__INSTRUCTIONS FOR THE TASK__: Read through the records below and copy each line that uses the word "Patch".

__RECORDS FOR THIS EXERCISE__:
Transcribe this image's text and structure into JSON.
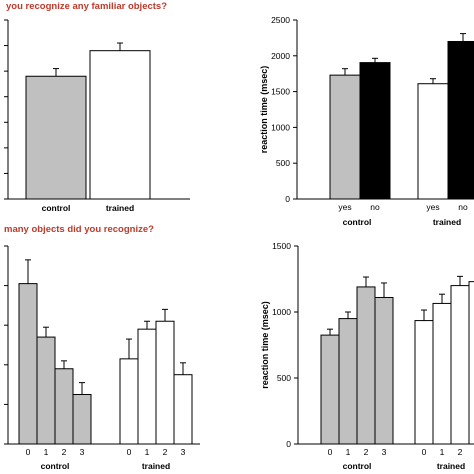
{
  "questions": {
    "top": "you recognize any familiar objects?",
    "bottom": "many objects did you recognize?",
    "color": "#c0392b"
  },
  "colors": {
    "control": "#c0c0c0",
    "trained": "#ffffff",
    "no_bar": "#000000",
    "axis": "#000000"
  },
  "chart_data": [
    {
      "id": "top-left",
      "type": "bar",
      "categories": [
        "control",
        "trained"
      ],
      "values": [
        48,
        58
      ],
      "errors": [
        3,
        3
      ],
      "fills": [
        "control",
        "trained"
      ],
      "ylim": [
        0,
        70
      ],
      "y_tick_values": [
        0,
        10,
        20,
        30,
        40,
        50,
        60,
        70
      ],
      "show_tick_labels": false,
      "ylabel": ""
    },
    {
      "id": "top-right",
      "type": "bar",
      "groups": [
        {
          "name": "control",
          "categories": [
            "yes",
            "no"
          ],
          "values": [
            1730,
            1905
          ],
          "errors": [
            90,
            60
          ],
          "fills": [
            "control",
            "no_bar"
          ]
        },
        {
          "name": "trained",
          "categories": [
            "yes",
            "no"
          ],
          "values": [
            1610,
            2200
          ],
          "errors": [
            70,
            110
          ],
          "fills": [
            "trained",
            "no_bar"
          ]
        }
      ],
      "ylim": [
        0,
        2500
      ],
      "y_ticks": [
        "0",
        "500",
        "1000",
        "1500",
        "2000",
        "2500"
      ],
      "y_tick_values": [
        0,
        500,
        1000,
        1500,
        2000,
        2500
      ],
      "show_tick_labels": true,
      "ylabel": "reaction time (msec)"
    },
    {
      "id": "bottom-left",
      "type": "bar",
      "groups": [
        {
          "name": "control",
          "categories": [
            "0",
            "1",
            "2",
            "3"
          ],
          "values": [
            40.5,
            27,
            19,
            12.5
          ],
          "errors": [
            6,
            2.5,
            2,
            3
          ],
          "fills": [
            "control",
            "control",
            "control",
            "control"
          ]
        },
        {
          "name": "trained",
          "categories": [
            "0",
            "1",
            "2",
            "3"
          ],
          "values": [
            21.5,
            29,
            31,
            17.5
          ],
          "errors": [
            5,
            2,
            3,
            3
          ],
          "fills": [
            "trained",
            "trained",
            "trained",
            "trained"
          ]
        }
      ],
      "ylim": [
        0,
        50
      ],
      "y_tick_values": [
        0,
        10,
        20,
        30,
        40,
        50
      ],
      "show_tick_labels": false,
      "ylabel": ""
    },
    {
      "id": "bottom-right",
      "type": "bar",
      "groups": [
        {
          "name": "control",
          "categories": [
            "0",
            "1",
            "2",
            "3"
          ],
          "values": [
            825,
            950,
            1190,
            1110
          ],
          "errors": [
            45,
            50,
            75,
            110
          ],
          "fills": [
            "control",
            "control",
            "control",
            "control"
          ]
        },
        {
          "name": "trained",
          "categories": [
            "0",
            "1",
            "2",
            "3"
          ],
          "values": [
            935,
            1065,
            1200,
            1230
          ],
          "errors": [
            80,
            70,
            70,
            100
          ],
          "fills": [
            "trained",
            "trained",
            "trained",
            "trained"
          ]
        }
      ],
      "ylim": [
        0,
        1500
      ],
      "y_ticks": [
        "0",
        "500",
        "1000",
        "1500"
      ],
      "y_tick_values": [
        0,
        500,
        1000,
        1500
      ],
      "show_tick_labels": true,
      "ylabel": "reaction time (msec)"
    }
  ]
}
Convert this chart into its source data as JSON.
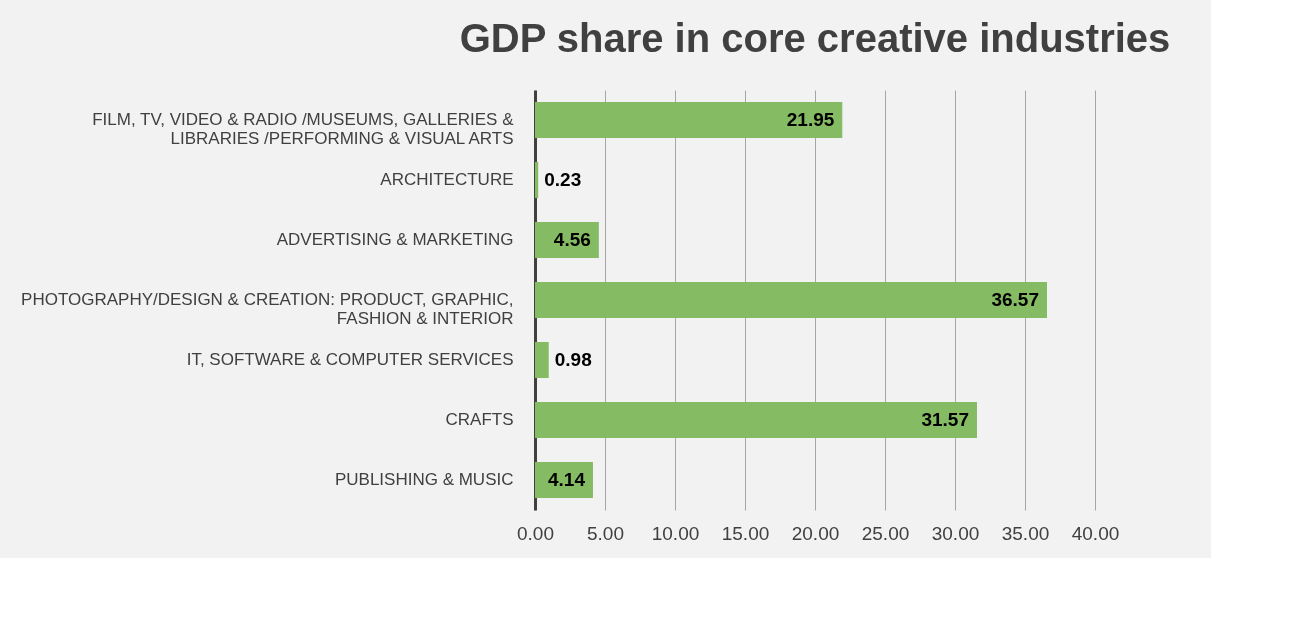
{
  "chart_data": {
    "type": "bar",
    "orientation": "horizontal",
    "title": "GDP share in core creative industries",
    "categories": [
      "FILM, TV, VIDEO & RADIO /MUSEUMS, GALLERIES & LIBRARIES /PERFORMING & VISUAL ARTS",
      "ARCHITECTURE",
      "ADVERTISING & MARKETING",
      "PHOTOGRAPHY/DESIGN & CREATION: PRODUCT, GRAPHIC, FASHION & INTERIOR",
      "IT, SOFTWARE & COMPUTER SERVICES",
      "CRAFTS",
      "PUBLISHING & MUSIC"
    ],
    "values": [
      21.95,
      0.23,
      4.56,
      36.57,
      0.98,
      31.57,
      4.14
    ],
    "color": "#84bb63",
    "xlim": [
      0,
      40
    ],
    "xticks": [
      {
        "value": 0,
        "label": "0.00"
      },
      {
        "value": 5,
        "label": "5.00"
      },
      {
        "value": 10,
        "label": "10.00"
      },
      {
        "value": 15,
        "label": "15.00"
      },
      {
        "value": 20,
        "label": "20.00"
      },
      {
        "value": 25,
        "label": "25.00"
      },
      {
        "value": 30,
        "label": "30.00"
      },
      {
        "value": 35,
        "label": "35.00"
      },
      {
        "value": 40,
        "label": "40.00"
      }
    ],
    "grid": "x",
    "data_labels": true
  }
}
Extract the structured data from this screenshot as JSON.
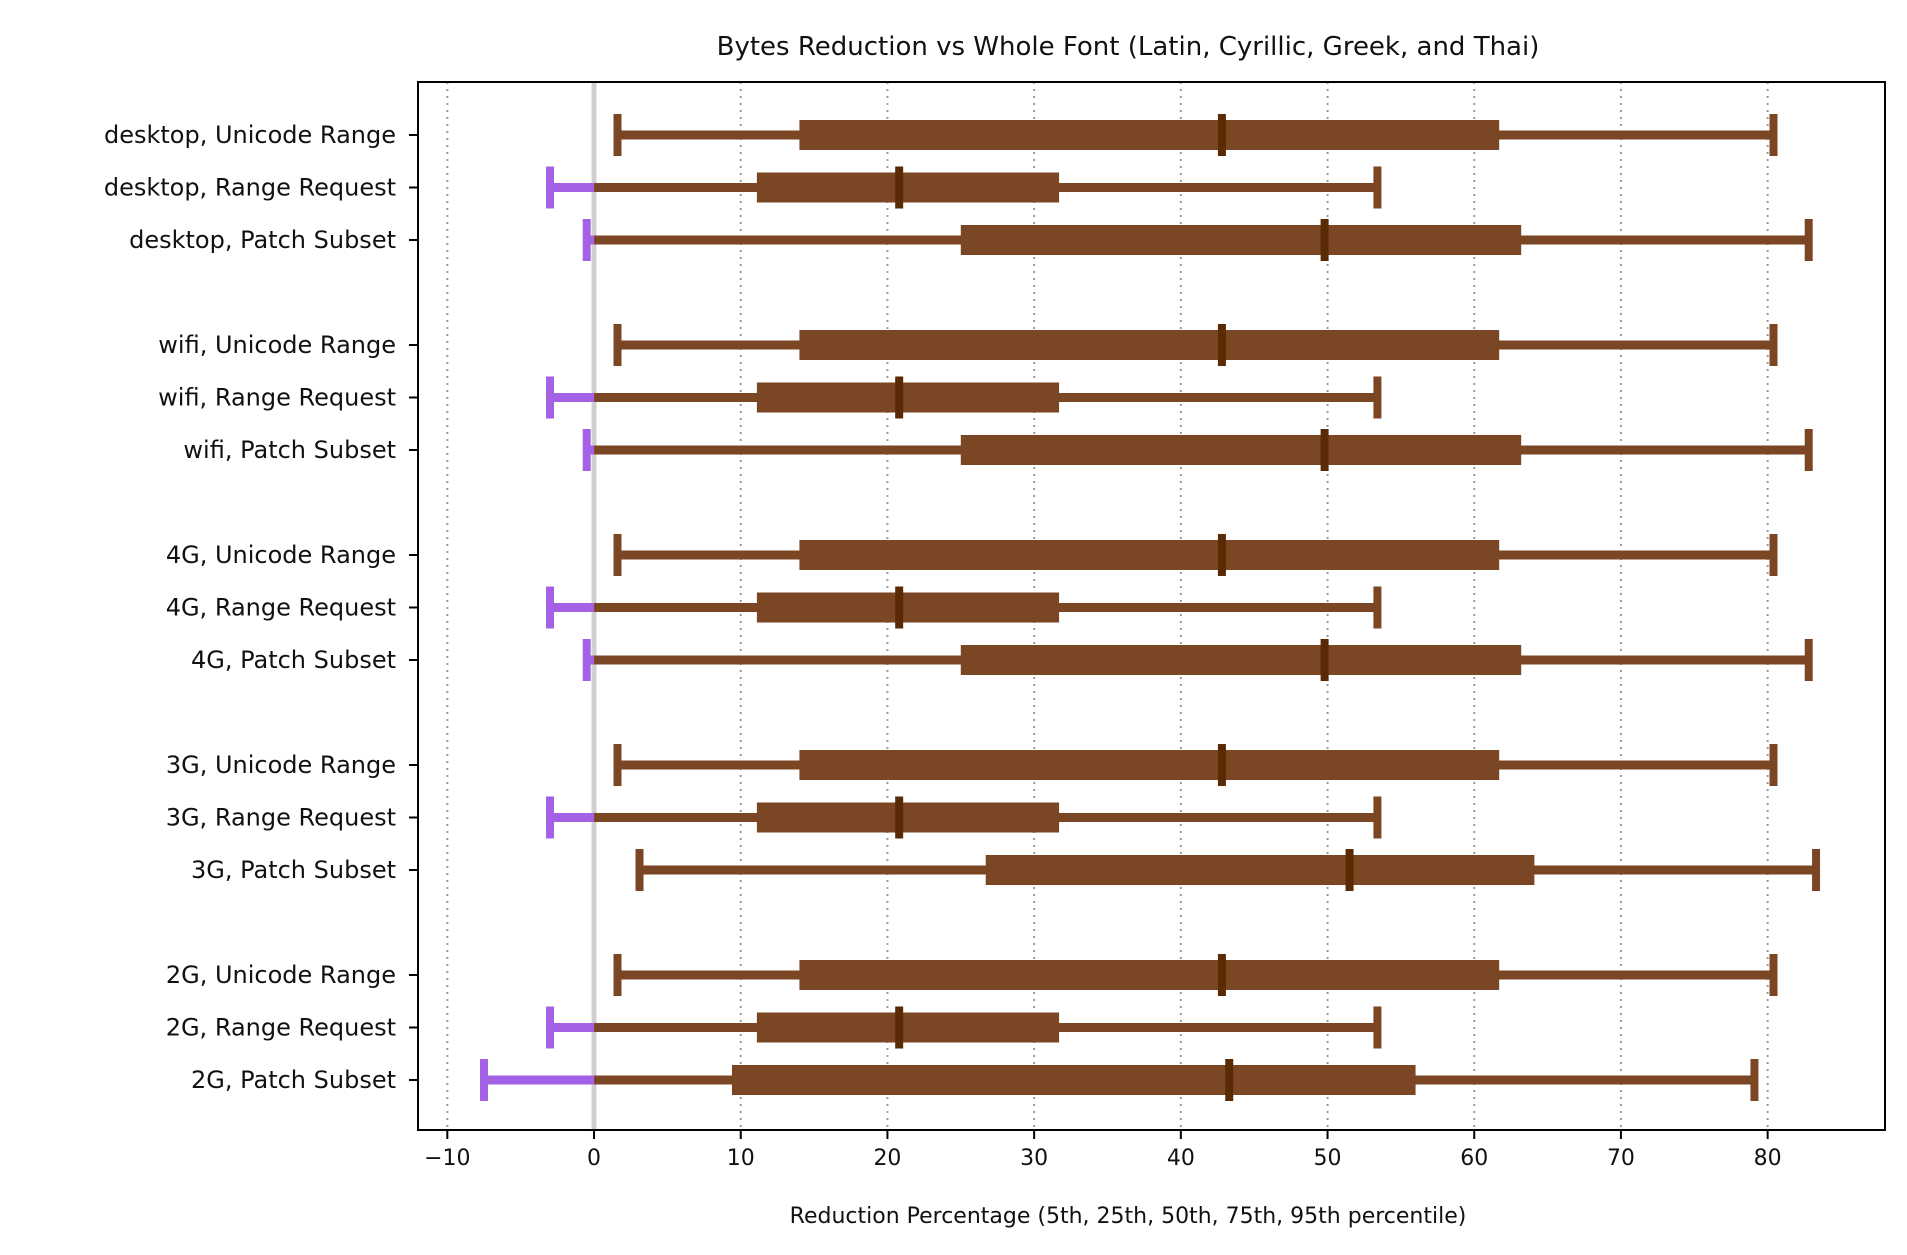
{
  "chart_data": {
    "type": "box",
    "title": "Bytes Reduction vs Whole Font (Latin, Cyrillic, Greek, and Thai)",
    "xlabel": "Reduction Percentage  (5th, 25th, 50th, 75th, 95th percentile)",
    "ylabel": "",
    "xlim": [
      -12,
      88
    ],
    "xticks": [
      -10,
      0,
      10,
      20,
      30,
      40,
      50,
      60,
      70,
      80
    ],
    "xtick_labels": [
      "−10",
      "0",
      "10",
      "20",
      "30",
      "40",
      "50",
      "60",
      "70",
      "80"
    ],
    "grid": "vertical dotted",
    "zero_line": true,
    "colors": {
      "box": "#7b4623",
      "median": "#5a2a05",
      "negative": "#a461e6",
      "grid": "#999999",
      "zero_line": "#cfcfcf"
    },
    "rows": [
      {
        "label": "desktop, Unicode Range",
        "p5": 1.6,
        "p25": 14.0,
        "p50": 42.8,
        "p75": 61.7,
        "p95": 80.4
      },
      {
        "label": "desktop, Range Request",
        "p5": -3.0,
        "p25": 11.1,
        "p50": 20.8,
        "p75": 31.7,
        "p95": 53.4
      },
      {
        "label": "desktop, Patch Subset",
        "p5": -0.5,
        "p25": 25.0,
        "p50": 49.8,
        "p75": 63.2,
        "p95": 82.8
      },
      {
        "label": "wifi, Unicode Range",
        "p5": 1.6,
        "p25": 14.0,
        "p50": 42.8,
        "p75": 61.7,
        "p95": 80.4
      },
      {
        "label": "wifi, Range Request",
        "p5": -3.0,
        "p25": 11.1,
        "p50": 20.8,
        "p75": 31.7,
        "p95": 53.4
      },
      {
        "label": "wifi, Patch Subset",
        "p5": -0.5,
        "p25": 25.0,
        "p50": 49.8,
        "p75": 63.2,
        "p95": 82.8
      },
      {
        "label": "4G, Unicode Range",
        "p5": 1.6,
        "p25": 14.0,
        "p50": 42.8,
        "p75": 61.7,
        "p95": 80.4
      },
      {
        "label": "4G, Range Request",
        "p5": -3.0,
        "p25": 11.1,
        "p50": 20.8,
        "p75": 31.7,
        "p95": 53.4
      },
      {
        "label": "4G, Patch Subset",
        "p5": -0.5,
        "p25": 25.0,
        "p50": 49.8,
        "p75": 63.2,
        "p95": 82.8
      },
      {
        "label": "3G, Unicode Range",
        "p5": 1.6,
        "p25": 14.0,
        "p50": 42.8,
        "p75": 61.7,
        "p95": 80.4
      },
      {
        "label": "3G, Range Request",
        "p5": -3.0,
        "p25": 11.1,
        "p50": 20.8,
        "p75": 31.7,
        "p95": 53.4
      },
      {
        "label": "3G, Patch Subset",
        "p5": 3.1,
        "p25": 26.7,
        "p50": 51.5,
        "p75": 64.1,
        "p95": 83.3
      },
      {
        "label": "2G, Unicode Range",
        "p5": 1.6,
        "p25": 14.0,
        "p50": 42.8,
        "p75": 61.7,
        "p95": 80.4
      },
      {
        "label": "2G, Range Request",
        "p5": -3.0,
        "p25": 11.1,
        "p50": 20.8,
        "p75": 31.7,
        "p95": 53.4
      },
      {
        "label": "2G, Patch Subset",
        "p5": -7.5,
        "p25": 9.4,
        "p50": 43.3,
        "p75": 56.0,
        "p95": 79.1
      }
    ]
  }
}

__THE ANSWER__:
        "label": "desktop, Patch Subset",
        "label": "wifi, Patch Subset",
        "label": "4G, Patch Subset",
        "label": "3G, Patch Subset",
        "label": "2G, Patch Subset",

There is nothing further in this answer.